Written task | Every line of the material is to be quoted verbatim, minus the pictures.

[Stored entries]

================================

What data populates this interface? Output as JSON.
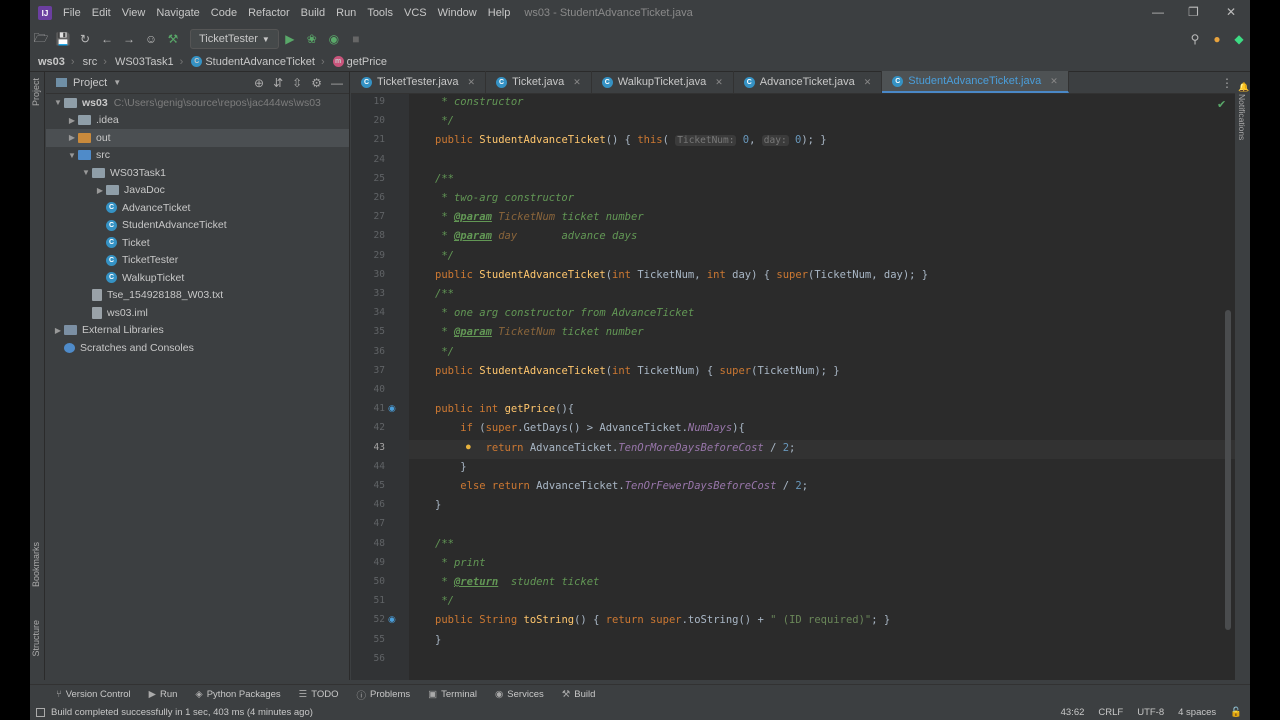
{
  "menu": {
    "items": [
      "File",
      "Edit",
      "View",
      "Navigate",
      "Code",
      "Refactor",
      "Build",
      "Run",
      "Tools",
      "VCS",
      "Window",
      "Help"
    ],
    "window_title": "ws03 - StudentAdvanceTicket.java"
  },
  "toolbar": {
    "run_config": "TicketTester"
  },
  "breadcrumb": [
    "ws03",
    "src",
    "WS03Task1",
    "StudentAdvanceTicket",
    "getPrice"
  ],
  "project": {
    "header": "Project",
    "tree": [
      {
        "label": "ws03",
        "extra": "C:\\Users\\genig\\source\\repos\\jac444ws\\ws03",
        "kind": "folder",
        "depth": 0,
        "open": true
      },
      {
        "label": ".idea",
        "kind": "folder",
        "depth": 1,
        "open": false
      },
      {
        "label": "out",
        "kind": "folder-orange",
        "depth": 1,
        "open": false
      },
      {
        "label": "src",
        "kind": "folder-blue",
        "depth": 1,
        "open": true
      },
      {
        "label": "WS03Task1",
        "kind": "folder",
        "depth": 2,
        "open": true
      },
      {
        "label": "JavaDoc",
        "kind": "folder",
        "depth": 3,
        "open": false
      },
      {
        "label": "AdvanceTicket",
        "kind": "class",
        "depth": 3
      },
      {
        "label": "StudentAdvanceTicket",
        "kind": "class",
        "depth": 3
      },
      {
        "label": "Ticket",
        "kind": "class",
        "depth": 3
      },
      {
        "label": "TicketTester",
        "kind": "class",
        "depth": 3
      },
      {
        "label": "WalkupTicket",
        "kind": "class",
        "depth": 3
      },
      {
        "label": "Tse_154928188_W03.txt",
        "kind": "file",
        "depth": 2
      },
      {
        "label": "ws03.iml",
        "kind": "file",
        "depth": 2
      },
      {
        "label": "External Libraries",
        "kind": "lib",
        "depth": 0,
        "open": false
      },
      {
        "label": "Scratches and Consoles",
        "kind": "scratch",
        "depth": 0
      }
    ]
  },
  "tabs": [
    "TicketTester.java",
    "Ticket.java",
    "WalkupTicket.java",
    "AdvanceTicket.java",
    "StudentAdvanceTicket.java"
  ],
  "active_tab": "StudentAdvanceTicket.java",
  "editor": {
    "line_numbers": [
      "19",
      "20",
      "21",
      "24",
      "25",
      "26",
      "27",
      "28",
      "29",
      "30",
      "33",
      "34",
      "35",
      "36",
      "37",
      "40",
      "41",
      "42",
      "43",
      "44",
      "45",
      "46",
      "47",
      "48",
      "49",
      "50",
      "51",
      "52",
      "55",
      "56"
    ],
    "current_line": "43",
    "lines": [
      " * constructor",
      " */",
      "public StudentAdvanceTicket() { this( TicketNum: 0, day: 0); }",
      "",
      "/**",
      " * two-arg constructor",
      " * @param TicketNum ticket number",
      " * @param day       advance days",
      " */",
      "public StudentAdvanceTicket(int TicketNum, int day) { super(TicketNum, day); }",
      "/**",
      " * one arg constructor from AdvanceTicket",
      " * @param TicketNum ticket number",
      " */",
      "public StudentAdvanceTicket(int TicketNum) { super(TicketNum); }",
      "",
      "public int getPrice(){",
      "    if (super.GetDays() > AdvanceTicket.NumDays){",
      "        return AdvanceTicket.TenOrMoreDaysBeforeCost / 2;",
      "    }",
      "    else return AdvanceTicket.TenOrFewerDaysBeforeCost / 2;",
      "}",
      "",
      "/**",
      " * print",
      " * @return  student ticket",
      " */",
      "public String toString() { return super.toString() + \" (ID required)\"; }",
      "}",
      ""
    ]
  },
  "side_labels": {
    "project": "Project",
    "bookmarks": "Bookmarks",
    "structure": "Structure",
    "notifications": "Notifications"
  },
  "bottom_tools": [
    "Version Control",
    "Run",
    "Python Packages",
    "TODO",
    "Problems",
    "Terminal",
    "Services",
    "Build"
  ],
  "status": {
    "message": "Build completed successfully in 1 sec, 403 ms (4 minutes ago)",
    "position": "43:62",
    "line_sep": "CRLF",
    "encoding": "UTF-8",
    "indent": "4 spaces"
  },
  "colors": {
    "accent": "#4a88c7",
    "keyword": "#cc7832",
    "function": "#ffc66d",
    "comment": "#629755"
  }
}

================================

Reply |
What data populates this interface? Output as JSON.
{
  "menu": {
    "items": [
      "File",
      "Edit",
      "View",
      "Navigate",
      "Code",
      "Refactor",
      "Build",
      "Run",
      "Tools",
      "VCS",
      "Window",
      "Help"
    ],
    "window_title": "ws03 - StudentAdvanceTicket.java"
  },
  "toolbar": {
    "run_config": "TicketTester"
  },
  "breadcrumb": [
    "ws03",
    "src",
    "WS03Task1",
    "StudentAdvanceTicket",
    "getPrice"
  ],
  "project": {
    "header": "Project",
    "tree": [
      {
        "label": "ws03",
        "extra": "C:\\Users\\genig\\source\\repos\\jac444ws\\ws03",
        "kind": "folder",
        "depth": 0,
        "open": true
      },
      {
        "label": ".idea",
        "kind": "folder",
        "depth": 1,
        "open": false
      },
      {
        "label": "out",
        "kind": "folder-orange",
        "depth": 1,
        "open": false
      },
      {
        "label": "src",
        "kind": "folder-blue",
        "depth": 1,
        "open": true
      },
      {
        "label": "WS03Task1",
        "kind": "folder",
        "depth": 2,
        "open": true
      },
      {
        "label": "JavaDoc",
        "kind": "folder",
        "depth": 3,
        "open": false
      },
      {
        "label": "AdvanceTicket",
        "kind": "class",
        "depth": 3
      },
      {
        "label": "StudentAdvanceTicket",
        "kind": "class",
        "depth": 3
      },
      {
        "label": "Ticket",
        "kind": "class",
        "depth": 3
      },
      {
        "label": "TicketTester",
        "kind": "class",
        "depth": 3
      },
      {
        "label": "WalkupTicket",
        "kind": "class",
        "depth": 3
      },
      {
        "label": "Tse_154928188_W03.txt",
        "kind": "file",
        "depth": 2
      },
      {
        "label": "ws03.iml",
        "kind": "file",
        "depth": 2
      },
      {
        "label": "External Libraries",
        "kind": "lib",
        "depth": 0,
        "open": false
      },
      {
        "label": "Scratches and Consoles",
        "kind": "scratch",
        "depth": 0
      }
    ]
  },
  "tabs": [
    "TicketTester.java",
    "Ticket.java",
    "WalkupTicket.java",
    "AdvanceTicket.java",
    "StudentAdvanceTicket.java"
  ],
  "active_tab": "StudentAdvanceTicket.java",
  "editor": {
    "line_numbers": [
      "19",
      "20",
      "21",
      "24",
      "25",
      "26",
      "27",
      "28",
      "29",
      "30",
      "33",
      "34",
      "35",
      "36",
      "37",
      "40",
      "41",
      "42",
      "43",
      "44",
      "45",
      "46",
      "47",
      "48",
      "49",
      "50",
      "51",
      "52",
      "55",
      "56"
    ],
    "current_line": "43",
    "lines": [
      " * constructor",
      " */",
      "public StudentAdvanceTicket() { this( TicketNum: 0, day: 0); }",
      "",
      "/**",
      " * two-arg constructor",
      " * @param TicketNum ticket number",
      " * @param day       advance days",
      " */",
      "public StudentAdvanceTicket(int TicketNum, int day) { super(TicketNum, day); }",
      "/**",
      " * one arg constructor from AdvanceTicket",
      " * @param TicketNum ticket number",
      " */",
      "public StudentAdvanceTicket(int TicketNum) { super(TicketNum); }",
      "",
      "public int getPrice(){",
      "    if (super.GetDays() > AdvanceTicket.NumDays){",
      "        return AdvanceTicket.TenOrMoreDaysBeforeCost / 2;",
      "    }",
      "    else return AdvanceTicket.TenOrFewerDaysBeforeCost / 2;",
      "}",
      "",
      "/**",
      " * print",
      " * @return  student ticket",
      " */",
      "public String toString() { return super.toString() + \" (ID required)\"; }",
      "}",
      ""
    ]
  },
  "side_labels": {
    "project": "Project",
    "bookmarks": "Bookmarks",
    "structure": "Structure",
    "notifications": "Notifications"
  },
  "bottom_tools": [
    "Version Control",
    "Run",
    "Python Packages",
    "TODO",
    "Problems",
    "Terminal",
    "Services",
    "Build"
  ],
  "status": {
    "message": "Build completed successfully in 1 sec, 403 ms (4 minutes ago)",
    "position": "43:62",
    "line_sep": "CRLF",
    "encoding": "UTF-8",
    "indent": "4 spaces"
  },
  "colors": {
    "accent": "#4a88c7",
    "keyword": "#cc7832",
    "function": "#ffc66d",
    "comment": "#629755"
  }
}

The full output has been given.